[Data entries for graphics]
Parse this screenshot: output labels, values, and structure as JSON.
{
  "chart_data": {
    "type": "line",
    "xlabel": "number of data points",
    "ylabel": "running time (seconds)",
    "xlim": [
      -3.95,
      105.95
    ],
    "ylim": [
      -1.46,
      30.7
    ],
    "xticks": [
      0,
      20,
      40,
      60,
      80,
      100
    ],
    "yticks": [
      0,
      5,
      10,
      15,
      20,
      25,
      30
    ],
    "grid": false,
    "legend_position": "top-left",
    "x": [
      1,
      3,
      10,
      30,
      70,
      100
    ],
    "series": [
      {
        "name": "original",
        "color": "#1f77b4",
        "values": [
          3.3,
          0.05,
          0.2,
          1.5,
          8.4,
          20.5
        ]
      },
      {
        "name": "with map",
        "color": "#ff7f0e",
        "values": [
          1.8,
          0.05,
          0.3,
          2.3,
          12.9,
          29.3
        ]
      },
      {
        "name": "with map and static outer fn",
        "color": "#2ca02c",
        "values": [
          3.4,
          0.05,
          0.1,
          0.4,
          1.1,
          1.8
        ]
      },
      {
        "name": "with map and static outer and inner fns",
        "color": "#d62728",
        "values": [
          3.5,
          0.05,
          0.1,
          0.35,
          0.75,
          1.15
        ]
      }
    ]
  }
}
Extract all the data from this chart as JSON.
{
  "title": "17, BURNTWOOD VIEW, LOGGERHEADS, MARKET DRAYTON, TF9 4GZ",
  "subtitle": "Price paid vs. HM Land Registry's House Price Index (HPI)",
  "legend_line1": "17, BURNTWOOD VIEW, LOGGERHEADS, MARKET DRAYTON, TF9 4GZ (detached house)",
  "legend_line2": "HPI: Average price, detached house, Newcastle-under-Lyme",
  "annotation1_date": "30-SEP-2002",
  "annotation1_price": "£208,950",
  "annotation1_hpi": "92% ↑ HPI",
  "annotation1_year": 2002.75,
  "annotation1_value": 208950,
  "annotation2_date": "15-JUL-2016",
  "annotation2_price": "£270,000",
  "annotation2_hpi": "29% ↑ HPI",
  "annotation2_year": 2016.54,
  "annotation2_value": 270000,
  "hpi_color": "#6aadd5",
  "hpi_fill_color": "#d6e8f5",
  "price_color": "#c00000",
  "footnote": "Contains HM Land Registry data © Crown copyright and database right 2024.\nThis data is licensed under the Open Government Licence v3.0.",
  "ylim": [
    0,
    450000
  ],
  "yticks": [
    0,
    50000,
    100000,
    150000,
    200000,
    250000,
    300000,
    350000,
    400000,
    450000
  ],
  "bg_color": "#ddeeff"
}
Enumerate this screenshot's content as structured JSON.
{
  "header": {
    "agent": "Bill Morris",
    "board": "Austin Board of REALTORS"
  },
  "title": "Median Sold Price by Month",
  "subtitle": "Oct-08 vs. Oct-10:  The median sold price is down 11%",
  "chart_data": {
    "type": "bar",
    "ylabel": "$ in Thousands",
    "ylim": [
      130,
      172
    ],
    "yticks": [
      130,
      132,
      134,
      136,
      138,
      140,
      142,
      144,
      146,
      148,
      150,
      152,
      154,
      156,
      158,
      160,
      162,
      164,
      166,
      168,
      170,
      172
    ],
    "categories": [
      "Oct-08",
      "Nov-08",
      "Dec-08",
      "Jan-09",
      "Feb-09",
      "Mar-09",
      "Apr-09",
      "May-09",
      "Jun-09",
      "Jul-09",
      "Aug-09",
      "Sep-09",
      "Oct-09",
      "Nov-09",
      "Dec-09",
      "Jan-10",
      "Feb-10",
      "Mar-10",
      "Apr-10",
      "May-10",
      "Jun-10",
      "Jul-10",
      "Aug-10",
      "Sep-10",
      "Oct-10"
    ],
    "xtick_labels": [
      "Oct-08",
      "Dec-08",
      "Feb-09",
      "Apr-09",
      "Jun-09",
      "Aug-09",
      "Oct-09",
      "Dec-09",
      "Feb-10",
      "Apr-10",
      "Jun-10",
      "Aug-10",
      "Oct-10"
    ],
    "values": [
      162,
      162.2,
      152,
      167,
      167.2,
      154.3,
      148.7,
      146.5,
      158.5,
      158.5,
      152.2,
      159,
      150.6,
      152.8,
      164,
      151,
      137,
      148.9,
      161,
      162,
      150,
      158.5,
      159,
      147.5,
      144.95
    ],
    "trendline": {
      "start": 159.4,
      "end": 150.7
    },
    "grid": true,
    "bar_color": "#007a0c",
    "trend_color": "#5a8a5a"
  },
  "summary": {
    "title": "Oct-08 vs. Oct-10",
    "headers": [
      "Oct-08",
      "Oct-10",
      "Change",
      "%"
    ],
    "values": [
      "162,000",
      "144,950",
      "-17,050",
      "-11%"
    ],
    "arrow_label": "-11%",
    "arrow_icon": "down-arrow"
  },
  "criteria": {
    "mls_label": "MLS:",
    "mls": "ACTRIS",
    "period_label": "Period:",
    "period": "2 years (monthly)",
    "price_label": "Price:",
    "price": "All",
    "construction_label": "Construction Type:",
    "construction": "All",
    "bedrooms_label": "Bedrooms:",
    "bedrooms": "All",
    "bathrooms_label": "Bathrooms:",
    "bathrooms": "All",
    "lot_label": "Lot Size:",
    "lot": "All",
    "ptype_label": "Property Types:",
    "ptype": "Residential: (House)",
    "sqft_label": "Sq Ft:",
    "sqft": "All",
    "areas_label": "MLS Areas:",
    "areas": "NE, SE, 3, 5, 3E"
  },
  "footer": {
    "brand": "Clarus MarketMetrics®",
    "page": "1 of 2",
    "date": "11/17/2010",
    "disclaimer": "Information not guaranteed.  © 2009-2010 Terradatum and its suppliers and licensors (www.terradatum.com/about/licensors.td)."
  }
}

Given problem
Copy each line from the data above that includes "DRAYTON".

Task answer
  "title": "17, BURNTWOOD VIEW, LOGGERHEADS, MARKET DRAYTON, TF9 4GZ",
  "legend_line1": "17, BURNTWOOD VIEW, LOGGERHEADS, MARKET DRAYTON, TF9 4GZ (detached house)",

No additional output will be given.